WHAT NEEDS TO BE DONE
Write out every entry precisely as given, leaving the pictures out.
RECORDS FOR THE EXERCISE start
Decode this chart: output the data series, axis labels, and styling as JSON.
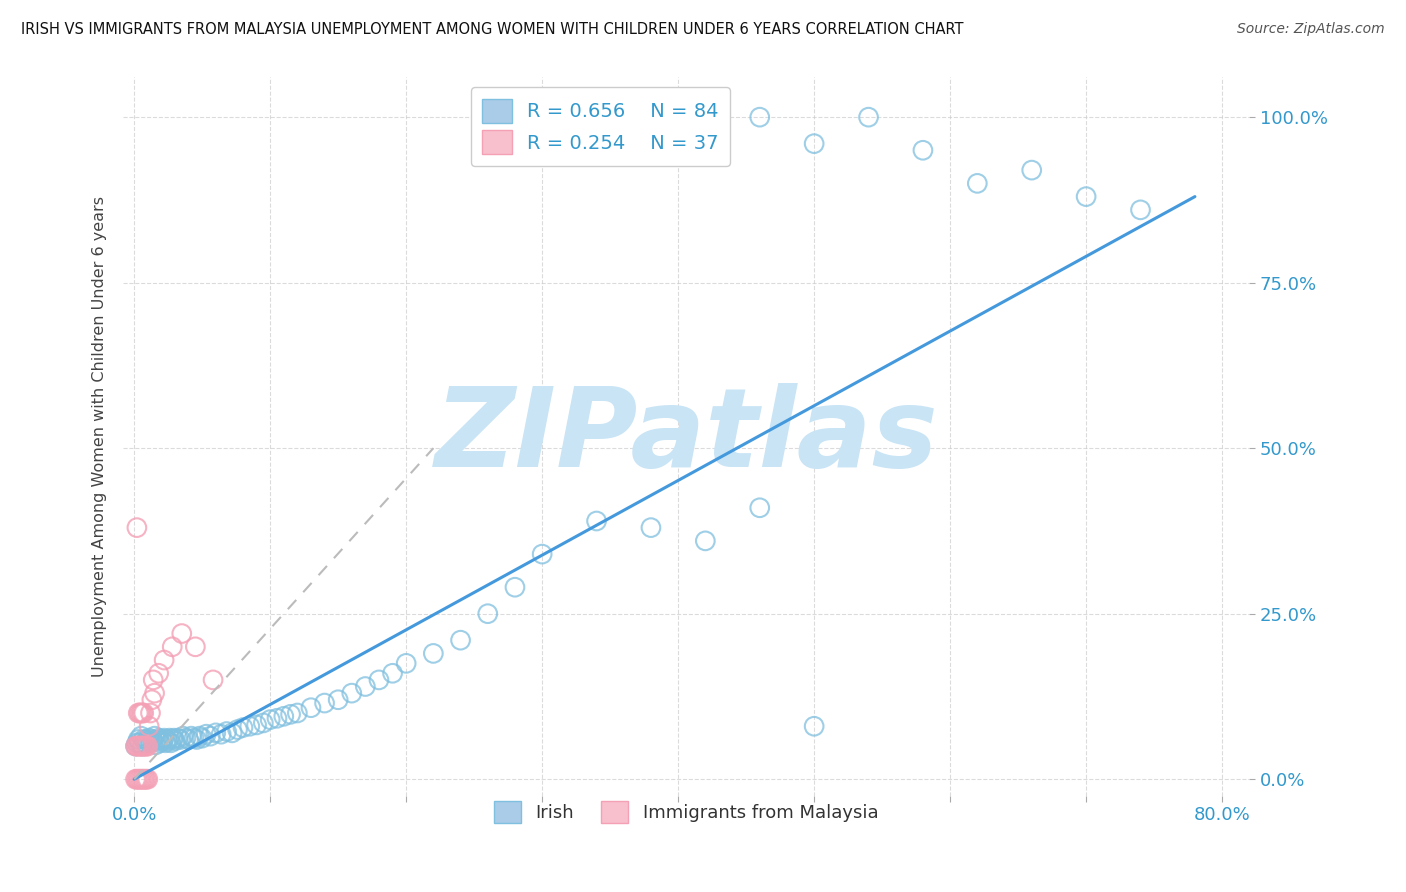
{
  "title": "IRISH VS IMMIGRANTS FROM MALAYSIA UNEMPLOYMENT AMONG WOMEN WITH CHILDREN UNDER 6 YEARS CORRELATION CHART",
  "source": "Source: ZipAtlas.com",
  "ylabel": "Unemployment Among Women with Children Under 6 years",
  "irish_R": 0.656,
  "irish_N": 84,
  "malaysia_R": 0.254,
  "malaysia_N": 37,
  "irish_color": "#7fbfdf",
  "malaysia_color": "#f4a0b5",
  "irish_line_color": "#4499dd",
  "malaysia_line_color": "#dd8899",
  "background_color": "#ffffff",
  "grid_color": "#cccccc",
  "watermark": "ZIPatlas",
  "watermark_color": "#c8e4f5",
  "irish_x": [
    0.001,
    0.002,
    0.003,
    0.004,
    0.005,
    0.006,
    0.007,
    0.008,
    0.009,
    0.01,
    0.011,
    0.012,
    0.013,
    0.014,
    0.015,
    0.016,
    0.017,
    0.018,
    0.019,
    0.02,
    0.021,
    0.022,
    0.023,
    0.024,
    0.025,
    0.026,
    0.027,
    0.028,
    0.029,
    0.03,
    0.032,
    0.034,
    0.036,
    0.038,
    0.04,
    0.042,
    0.044,
    0.046,
    0.048,
    0.05,
    0.053,
    0.056,
    0.06,
    0.064,
    0.068,
    0.072,
    0.076,
    0.08,
    0.085,
    0.09,
    0.095,
    0.1,
    0.105,
    0.11,
    0.115,
    0.12,
    0.13,
    0.14,
    0.15,
    0.16,
    0.17,
    0.18,
    0.19,
    0.2,
    0.22,
    0.24,
    0.26,
    0.28,
    0.3,
    0.34,
    0.38,
    0.42,
    0.46,
    0.5,
    0.54,
    0.58,
    0.62,
    0.66,
    0.7,
    0.74,
    0.38,
    0.42,
    0.46,
    0.5
  ],
  "irish_y": [
    0.05,
    0.055,
    0.06,
    0.055,
    0.065,
    0.05,
    0.06,
    0.055,
    0.06,
    0.058,
    0.062,
    0.055,
    0.06,
    0.058,
    0.065,
    0.052,
    0.058,
    0.062,
    0.055,
    0.06,
    0.058,
    0.062,
    0.055,
    0.06,
    0.058,
    0.062,
    0.055,
    0.06,
    0.062,
    0.058,
    0.062,
    0.06,
    0.065,
    0.062,
    0.06,
    0.065,
    0.062,
    0.06,
    0.065,
    0.062,
    0.068,
    0.065,
    0.07,
    0.068,
    0.072,
    0.07,
    0.075,
    0.078,
    0.08,
    0.082,
    0.085,
    0.09,
    0.092,
    0.095,
    0.098,
    0.1,
    0.108,
    0.115,
    0.12,
    0.13,
    0.14,
    0.15,
    0.16,
    0.175,
    0.19,
    0.21,
    0.25,
    0.29,
    0.34,
    0.39,
    1.0,
    1.0,
    1.0,
    0.96,
    1.0,
    0.95,
    0.9,
    0.92,
    0.88,
    0.86,
    0.38,
    0.36,
    0.41,
    0.08
  ],
  "malaysia_x": [
    0.001,
    0.001,
    0.002,
    0.002,
    0.003,
    0.003,
    0.003,
    0.004,
    0.004,
    0.004,
    0.005,
    0.005,
    0.005,
    0.006,
    0.006,
    0.006,
    0.007,
    0.007,
    0.007,
    0.008,
    0.008,
    0.009,
    0.009,
    0.01,
    0.01,
    0.011,
    0.012,
    0.013,
    0.014,
    0.015,
    0.018,
    0.022,
    0.028,
    0.035,
    0.045,
    0.058,
    0.002
  ],
  "malaysia_y": [
    0.0,
    0.05,
    0.0,
    0.05,
    0.0,
    0.05,
    0.1,
    0.0,
    0.05,
    0.1,
    0.0,
    0.05,
    0.1,
    0.0,
    0.05,
    0.1,
    0.0,
    0.05,
    0.1,
    0.0,
    0.05,
    0.0,
    0.05,
    0.0,
    0.05,
    0.08,
    0.1,
    0.12,
    0.15,
    0.13,
    0.16,
    0.18,
    0.2,
    0.22,
    0.2,
    0.15,
    0.38
  ],
  "irish_line_x": [
    0.0,
    0.78
  ],
  "irish_line_y": [
    0.0,
    0.88
  ],
  "malaysia_line_x": [
    0.0,
    0.22
  ],
  "malaysia_line_y": [
    0.0,
    0.5
  ],
  "xlim": [
    -0.008,
    0.82
  ],
  "ylim": [
    -0.025,
    1.06
  ],
  "xtick_positions": [
    0.0,
    0.1,
    0.2,
    0.3,
    0.4,
    0.5,
    0.6,
    0.7,
    0.8
  ],
  "xtick_labels": [
    "0.0%",
    "",
    "",
    "",
    "",
    "",
    "",
    "",
    "80.0%"
  ],
  "ytick_positions": [
    0.0,
    0.25,
    0.5,
    0.75,
    1.0
  ],
  "ytick_labels": [
    "0.0%",
    "25.0%",
    "50.0%",
    "75.0%",
    "100.0%"
  ]
}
RECORDS FOR THE EXERCISE end
TASK RESULT
Decode this chart: output the data series, axis labels, and styling as JSON.
{
  "title": "IRISH VS IMMIGRANTS FROM MALAYSIA UNEMPLOYMENT AMONG WOMEN WITH CHILDREN UNDER 6 YEARS CORRELATION CHART",
  "source": "Source: ZipAtlas.com",
  "ylabel": "Unemployment Among Women with Children Under 6 years",
  "irish_R": 0.656,
  "irish_N": 84,
  "malaysia_R": 0.254,
  "malaysia_N": 37,
  "irish_color": "#7fbfdf",
  "malaysia_color": "#f4a0b5",
  "irish_line_color": "#4499dd",
  "malaysia_line_color": "#dd8899",
  "background_color": "#ffffff",
  "grid_color": "#cccccc",
  "watermark": "ZIPatlas",
  "watermark_color": "#c8e4f5",
  "irish_x": [
    0.001,
    0.002,
    0.003,
    0.004,
    0.005,
    0.006,
    0.007,
    0.008,
    0.009,
    0.01,
    0.011,
    0.012,
    0.013,
    0.014,
    0.015,
    0.016,
    0.017,
    0.018,
    0.019,
    0.02,
    0.021,
    0.022,
    0.023,
    0.024,
    0.025,
    0.026,
    0.027,
    0.028,
    0.029,
    0.03,
    0.032,
    0.034,
    0.036,
    0.038,
    0.04,
    0.042,
    0.044,
    0.046,
    0.048,
    0.05,
    0.053,
    0.056,
    0.06,
    0.064,
    0.068,
    0.072,
    0.076,
    0.08,
    0.085,
    0.09,
    0.095,
    0.1,
    0.105,
    0.11,
    0.115,
    0.12,
    0.13,
    0.14,
    0.15,
    0.16,
    0.17,
    0.18,
    0.19,
    0.2,
    0.22,
    0.24,
    0.26,
    0.28,
    0.3,
    0.34,
    0.38,
    0.42,
    0.46,
    0.5,
    0.54,
    0.58,
    0.62,
    0.66,
    0.7,
    0.74,
    0.38,
    0.42,
    0.46,
    0.5
  ],
  "irish_y": [
    0.05,
    0.055,
    0.06,
    0.055,
    0.065,
    0.05,
    0.06,
    0.055,
    0.06,
    0.058,
    0.062,
    0.055,
    0.06,
    0.058,
    0.065,
    0.052,
    0.058,
    0.062,
    0.055,
    0.06,
    0.058,
    0.062,
    0.055,
    0.06,
    0.058,
    0.062,
    0.055,
    0.06,
    0.062,
    0.058,
    0.062,
    0.06,
    0.065,
    0.062,
    0.06,
    0.065,
    0.062,
    0.06,
    0.065,
    0.062,
    0.068,
    0.065,
    0.07,
    0.068,
    0.072,
    0.07,
    0.075,
    0.078,
    0.08,
    0.082,
    0.085,
    0.09,
    0.092,
    0.095,
    0.098,
    0.1,
    0.108,
    0.115,
    0.12,
    0.13,
    0.14,
    0.15,
    0.16,
    0.175,
    0.19,
    0.21,
    0.25,
    0.29,
    0.34,
    0.39,
    1.0,
    1.0,
    1.0,
    0.96,
    1.0,
    0.95,
    0.9,
    0.92,
    0.88,
    0.86,
    0.38,
    0.36,
    0.41,
    0.08
  ],
  "malaysia_x": [
    0.001,
    0.001,
    0.002,
    0.002,
    0.003,
    0.003,
    0.003,
    0.004,
    0.004,
    0.004,
    0.005,
    0.005,
    0.005,
    0.006,
    0.006,
    0.006,
    0.007,
    0.007,
    0.007,
    0.008,
    0.008,
    0.009,
    0.009,
    0.01,
    0.01,
    0.011,
    0.012,
    0.013,
    0.014,
    0.015,
    0.018,
    0.022,
    0.028,
    0.035,
    0.045,
    0.058,
    0.002
  ],
  "malaysia_y": [
    0.0,
    0.05,
    0.0,
    0.05,
    0.0,
    0.05,
    0.1,
    0.0,
    0.05,
    0.1,
    0.0,
    0.05,
    0.1,
    0.0,
    0.05,
    0.1,
    0.0,
    0.05,
    0.1,
    0.0,
    0.05,
    0.0,
    0.05,
    0.0,
    0.05,
    0.08,
    0.1,
    0.12,
    0.15,
    0.13,
    0.16,
    0.18,
    0.2,
    0.22,
    0.2,
    0.15,
    0.38
  ],
  "irish_line_x": [
    0.0,
    0.78
  ],
  "irish_line_y": [
    0.0,
    0.88
  ],
  "malaysia_line_x": [
    0.0,
    0.22
  ],
  "malaysia_line_y": [
    0.0,
    0.5
  ],
  "xlim": [
    -0.008,
    0.82
  ],
  "ylim": [
    -0.025,
    1.06
  ],
  "xtick_positions": [
    0.0,
    0.1,
    0.2,
    0.3,
    0.4,
    0.5,
    0.6,
    0.7,
    0.8
  ],
  "xtick_labels": [
    "0.0%",
    "",
    "",
    "",
    "",
    "",
    "",
    "",
    "80.0%"
  ],
  "ytick_positions": [
    0.0,
    0.25,
    0.5,
    0.75,
    1.0
  ],
  "ytick_labels": [
    "0.0%",
    "25.0%",
    "50.0%",
    "75.0%",
    "100.0%"
  ]
}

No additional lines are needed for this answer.